_INSTRUCTION_:
Omit every image, and transcribe the remaining entries exactly as given.

_INFORMATION PROVIDED_:

-=-=-

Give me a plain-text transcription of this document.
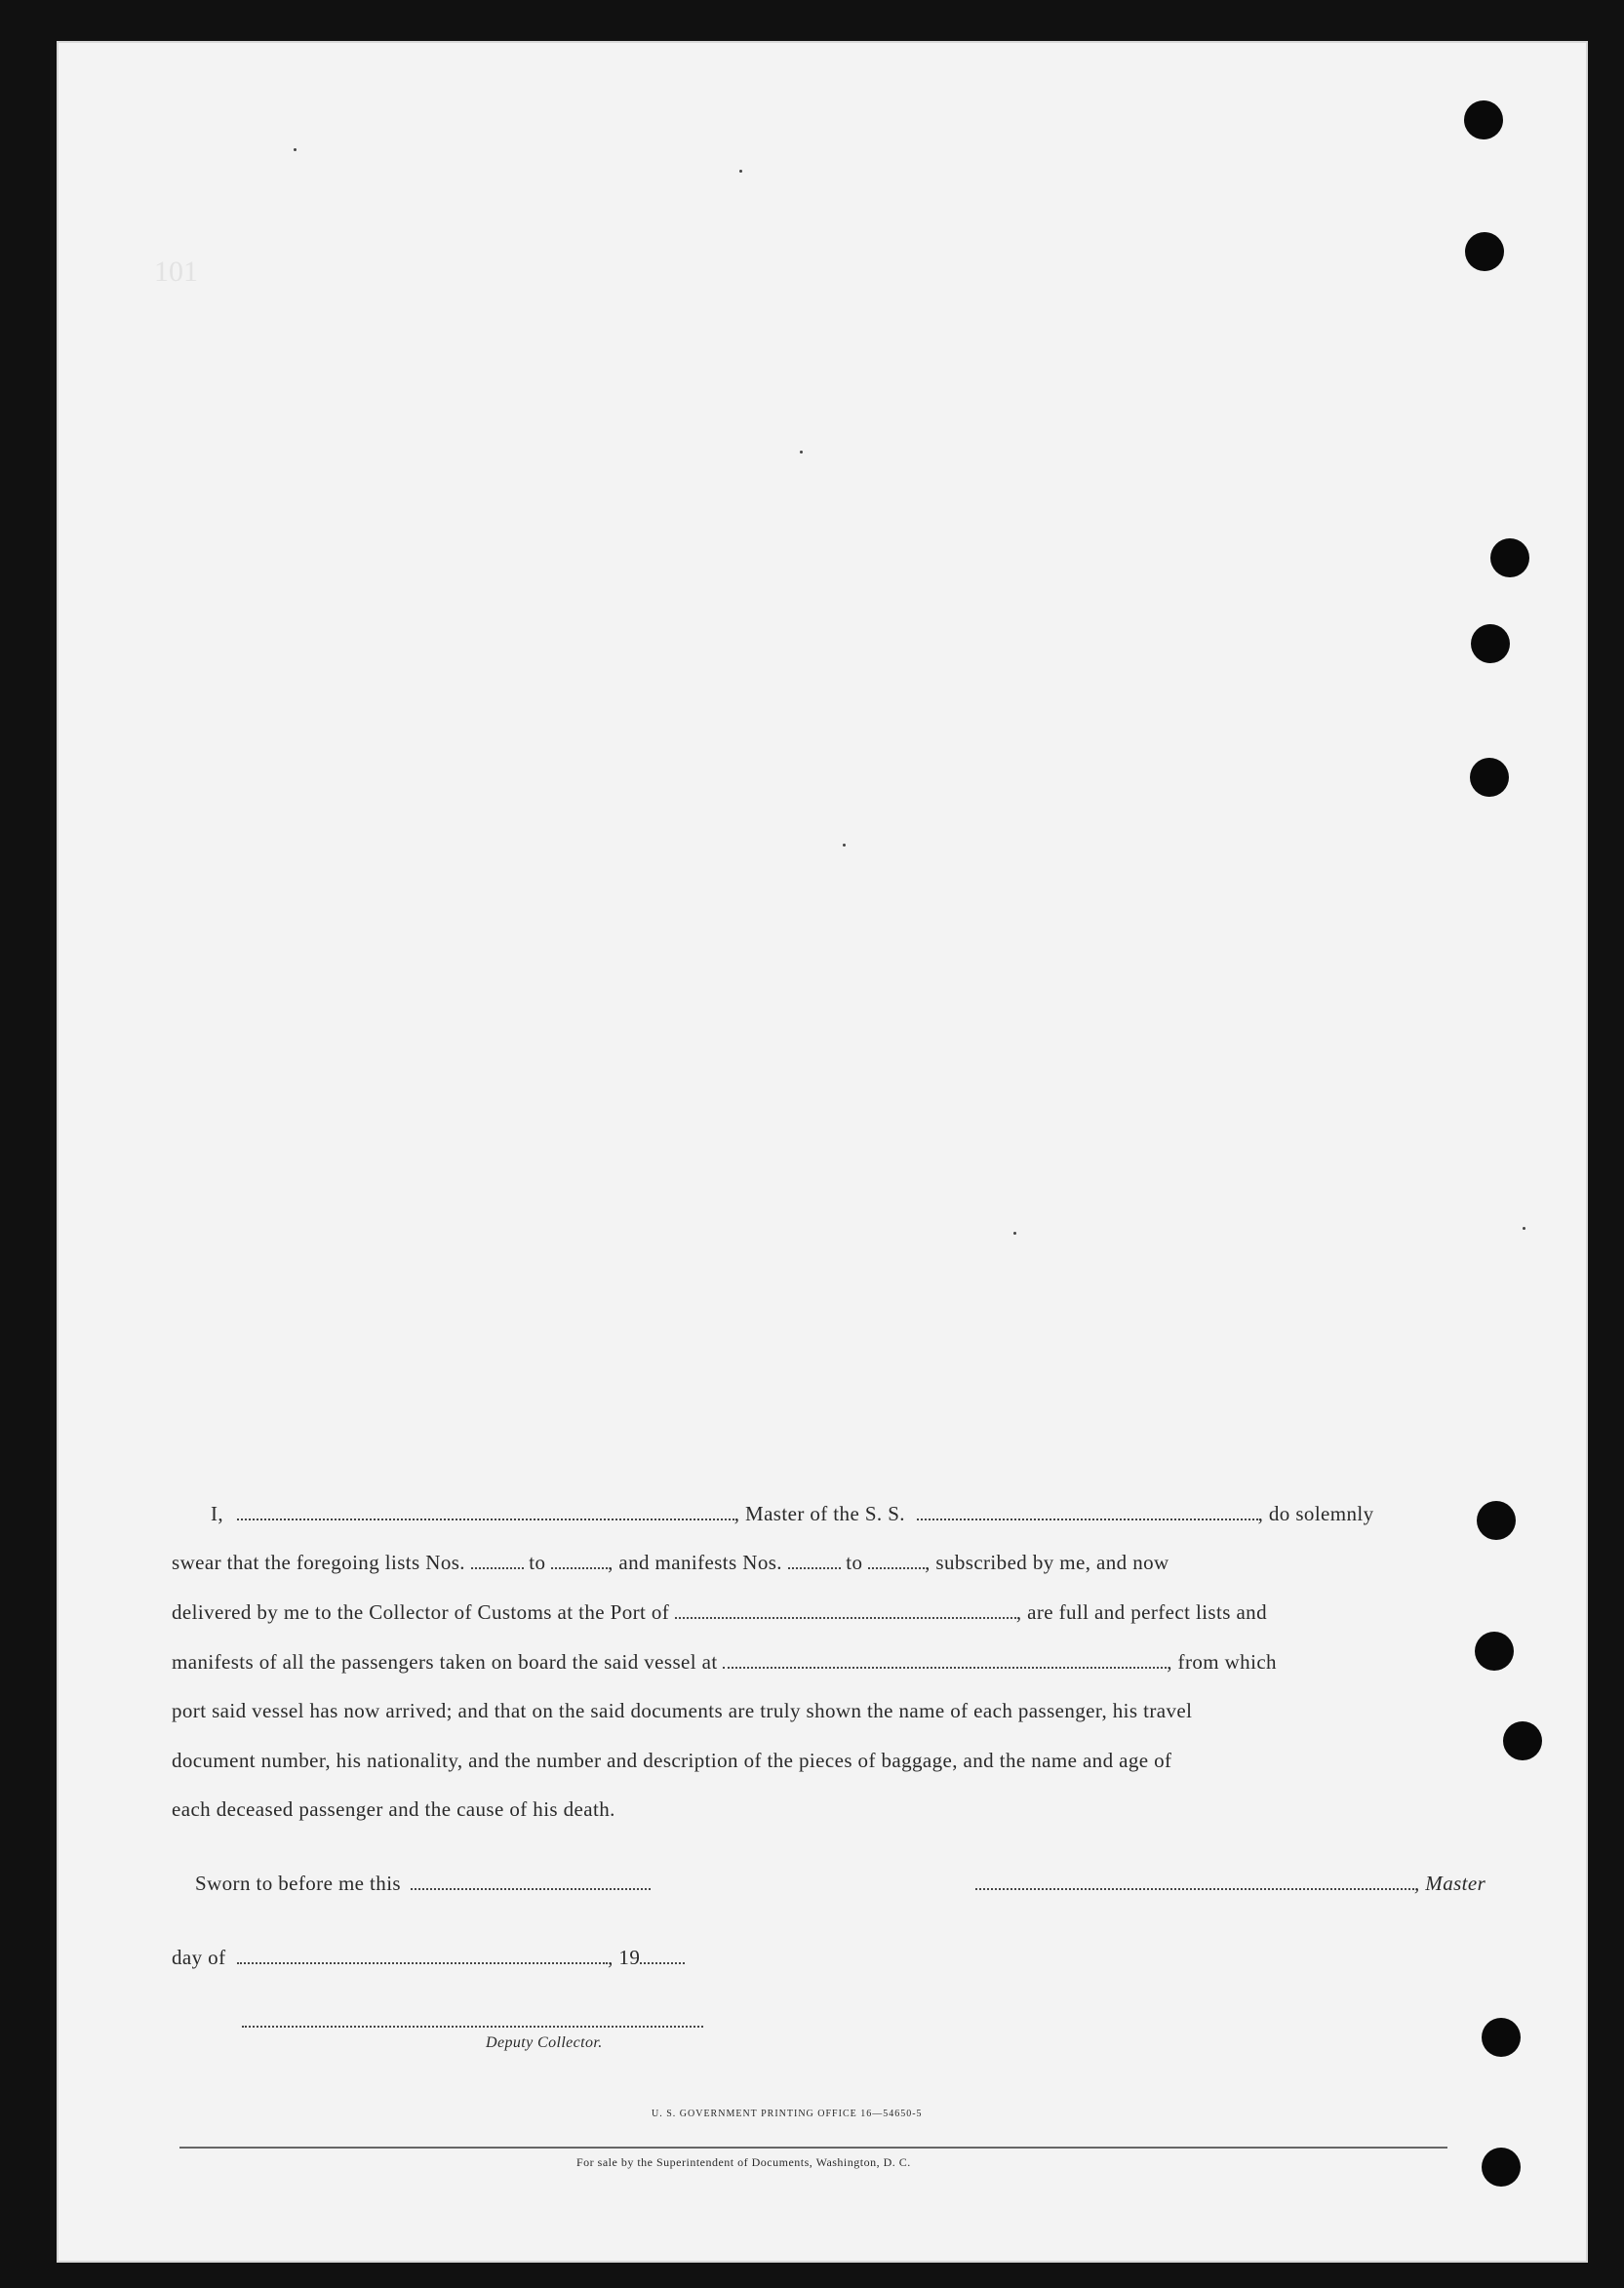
101
I,	, Master of the S. S.	, do solemnly
swear that the foregoing lists Nos.	to	, and manifests Nos.	to	, subscribed by me, and now
delivered by me to the Collector of Customs at the Port of	, are full and perfect lists and
manifests of all the passengers taken on board the said vessel at	, from which
port said vessel has now arrived; and that on the said documents are truly shown the name of each passenger, his travel
document number, his nationality, and the number and description of the pieces of baggage, and the name and age of
each deceased passenger and the cause of his death.
Sworn to before me this	, Master
day of	, 19
Deputy Collector.
U. S. GOVERNMENT PRINTING OFFICE 16—54650-5
For sale by the Superintendent of Documents, Washington, D. C.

-=-=-

_FULL RESPONSE_:
Give me a plain-text transcription of this document.
101
I,	, Master of the S. S.	, do solemnly
swear that the foregoing lists Nos.	to	, and manifests Nos.	to	, subscribed by me, and now
delivered by me to the Collector of Customs at the Port of	, are full and perfect lists and
manifests of all the passengers taken on board the said vessel at	, from which
port said vessel has now arrived; and that on the said documents are truly shown the name of each passenger, his travel
document number, his nationality, and the number and description of the pieces of baggage, and the name and age of
each deceased passenger and the cause of his death.
Sworn to before me this	, Master
day of	, 19
Deputy Collector.
U. S. GOVERNMENT PRINTING OFFICE 16—54650-5
For sale by the Superintendent of Documents, Washington, D. C.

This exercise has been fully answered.